**Extracted entries:**
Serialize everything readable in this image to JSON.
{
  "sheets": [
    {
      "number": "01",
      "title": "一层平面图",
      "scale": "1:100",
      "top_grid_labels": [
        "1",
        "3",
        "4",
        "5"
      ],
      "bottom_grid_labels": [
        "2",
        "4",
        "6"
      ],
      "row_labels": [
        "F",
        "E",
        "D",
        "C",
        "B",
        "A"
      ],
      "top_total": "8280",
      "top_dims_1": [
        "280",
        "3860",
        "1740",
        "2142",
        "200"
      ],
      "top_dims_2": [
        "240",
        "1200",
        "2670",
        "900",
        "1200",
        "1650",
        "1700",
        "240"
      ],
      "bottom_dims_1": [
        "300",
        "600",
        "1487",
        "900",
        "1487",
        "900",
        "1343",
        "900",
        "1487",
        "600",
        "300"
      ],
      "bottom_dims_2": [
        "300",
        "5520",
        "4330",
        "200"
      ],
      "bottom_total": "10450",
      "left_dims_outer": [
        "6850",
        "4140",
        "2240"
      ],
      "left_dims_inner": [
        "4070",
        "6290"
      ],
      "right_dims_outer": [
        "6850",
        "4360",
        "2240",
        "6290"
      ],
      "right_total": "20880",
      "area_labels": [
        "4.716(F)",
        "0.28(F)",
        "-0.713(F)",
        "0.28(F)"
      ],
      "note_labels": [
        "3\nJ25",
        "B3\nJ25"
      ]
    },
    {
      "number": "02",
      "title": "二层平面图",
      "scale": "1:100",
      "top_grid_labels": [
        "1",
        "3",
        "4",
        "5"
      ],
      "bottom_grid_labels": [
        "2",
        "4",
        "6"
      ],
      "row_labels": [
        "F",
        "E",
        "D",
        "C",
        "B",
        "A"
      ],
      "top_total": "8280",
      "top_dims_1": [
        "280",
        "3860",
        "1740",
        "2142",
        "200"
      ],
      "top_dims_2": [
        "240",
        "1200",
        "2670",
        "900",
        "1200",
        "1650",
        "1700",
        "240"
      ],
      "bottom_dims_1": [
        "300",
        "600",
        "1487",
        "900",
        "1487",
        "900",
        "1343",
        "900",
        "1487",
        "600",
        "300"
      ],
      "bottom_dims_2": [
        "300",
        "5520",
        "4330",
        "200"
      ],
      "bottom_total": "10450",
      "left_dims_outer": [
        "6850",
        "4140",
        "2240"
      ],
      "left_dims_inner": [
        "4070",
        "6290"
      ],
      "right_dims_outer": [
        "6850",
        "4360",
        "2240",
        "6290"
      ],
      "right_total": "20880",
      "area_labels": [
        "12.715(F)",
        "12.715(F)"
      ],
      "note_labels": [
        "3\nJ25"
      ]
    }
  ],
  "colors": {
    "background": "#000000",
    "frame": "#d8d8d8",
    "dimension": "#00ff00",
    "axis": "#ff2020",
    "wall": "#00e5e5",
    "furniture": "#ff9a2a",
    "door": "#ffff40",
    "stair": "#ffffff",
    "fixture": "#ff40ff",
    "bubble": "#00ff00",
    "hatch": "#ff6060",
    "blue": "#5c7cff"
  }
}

**Work to do:** Above are some records; repeat all of them exactly.

**The response:**
Serialize everything readable in this image to JSON.
{
  "sheets": [
    {
      "number": "01",
      "title": "一层平面图",
      "scale": "1:100",
      "top_grid_labels": [
        "1",
        "3",
        "4",
        "5"
      ],
      "bottom_grid_labels": [
        "2",
        "4",
        "6"
      ],
      "row_labels": [
        "F",
        "E",
        "D",
        "C",
        "B",
        "A"
      ],
      "top_total": "8280",
      "top_dims_1": [
        "280",
        "3860",
        "1740",
        "2142",
        "200"
      ],
      "top_dims_2": [
        "240",
        "1200",
        "2670",
        "900",
        "1200",
        "1650",
        "1700",
        "240"
      ],
      "bottom_dims_1": [
        "300",
        "600",
        "1487",
        "900",
        "1487",
        "900",
        "1343",
        "900",
        "1487",
        "600",
        "300"
      ],
      "bottom_dims_2": [
        "300",
        "5520",
        "4330",
        "200"
      ],
      "bottom_total": "10450",
      "left_dims_outer": [
        "6850",
        "4140",
        "2240"
      ],
      "left_dims_inner": [
        "4070",
        "6290"
      ],
      "right_dims_outer": [
        "6850",
        "4360",
        "2240",
        "6290"
      ],
      "right_total": "20880",
      "area_labels": [
        "4.716(F)",
        "0.28(F)",
        "-0.713(F)",
        "0.28(F)"
      ],
      "note_labels": [
        "3\nJ25",
        "B3\nJ25"
      ]
    },
    {
      "number": "02",
      "title": "二层平面图",
      "scale": "1:100",
      "top_grid_labels": [
        "1",
        "3",
        "4",
        "5"
      ],
      "bottom_grid_labels": [
        "2",
        "4",
        "6"
      ],
      "row_labels": [
        "F",
        "E",
        "D",
        "C",
        "B",
        "A"
      ],
      "top_total": "8280",
      "top_dims_1": [
        "280",
        "3860",
        "1740",
        "2142",
        "200"
      ],
      "top_dims_2": [
        "240",
        "1200",
        "2670",
        "900",
        "1200",
        "1650",
        "1700",
        "240"
      ],
      "bottom_dims_1": [
        "300",
        "600",
        "1487",
        "900",
        "1487",
        "900",
        "1343",
        "900",
        "1487",
        "600",
        "300"
      ],
      "bottom_dims_2": [
        "300",
        "5520",
        "4330",
        "200"
      ],
      "bottom_total": "10450",
      "left_dims_outer": [
        "6850",
        "4140",
        "2240"
      ],
      "left_dims_inner": [
        "4070",
        "6290"
      ],
      "right_dims_outer": [
        "6850",
        "4360",
        "2240",
        "6290"
      ],
      "right_total": "20880",
      "area_labels": [
        "12.715(F)",
        "12.715(F)"
      ],
      "note_labels": [
        "3\nJ25"
      ]
    }
  ],
  "colors": {
    "background": "#000000",
    "frame": "#d8d8d8",
    "dimension": "#00ff00",
    "axis": "#ff2020",
    "wall": "#00e5e5",
    "furniture": "#ff9a2a",
    "door": "#ffff40",
    "stair": "#ffffff",
    "fixture": "#ff40ff",
    "bubble": "#00ff00",
    "hatch": "#ff6060",
    "blue": "#5c7cff"
  }
}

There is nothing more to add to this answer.